Records from a dataset:

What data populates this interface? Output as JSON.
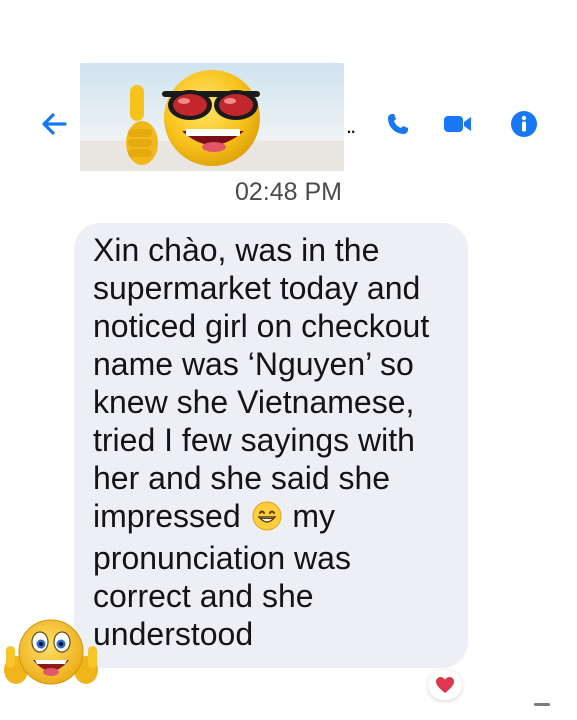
{
  "header": {
    "contact_name_truncated": "..",
    "profile_image_desc": "sunglasses-thumbs-up-emoji-photo"
  },
  "icons": {
    "back": "arrow-left-icon",
    "call": "phone-icon",
    "video": "video-camera-icon",
    "info": "info-icon",
    "reaction": "heart-icon"
  },
  "colors": {
    "accent": "#1877f2",
    "bubble": "#eeeef5",
    "heart": "#e0364f"
  },
  "timestamp": "02:48 PM",
  "message": {
    "text_before_emoji": "Xin chào, was in the\nsupermarket today and\nnoticed girl on checkout\nname was ‘Nguyen’ so\nknew she Vietnamese,\ntried I few sayings with\nher and she said she\nimpressed",
    "inline_emoji": "grinning-face-emoji",
    "text_after_emoji": "my\npronunciation was\ncorrect and she\nunderstood",
    "reaction": "heart"
  }
}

#### WRITTEN PROBLEM
Reproduce the records verbatim, omitting all images they contain.

#### TASK OUTPUT
What data populates this interface? Output as JSON.
{
  "header": {
    "contact_name_truncated": "..",
    "profile_image_desc": "sunglasses-thumbs-up-emoji-photo"
  },
  "icons": {
    "back": "arrow-left-icon",
    "call": "phone-icon",
    "video": "video-camera-icon",
    "info": "info-icon",
    "reaction": "heart-icon"
  },
  "colors": {
    "accent": "#1877f2",
    "bubble": "#eeeef5",
    "heart": "#e0364f"
  },
  "timestamp": "02:48 PM",
  "message": {
    "text_before_emoji": "Xin chào, was in the\nsupermarket today and\nnoticed girl on checkout\nname was ‘Nguyen’ so\nknew she Vietnamese,\ntried I few sayings with\nher and she said she\nimpressed",
    "inline_emoji": "grinning-face-emoji",
    "text_after_emoji": "my\npronunciation was\ncorrect and she\nunderstood",
    "reaction": "heart"
  }
}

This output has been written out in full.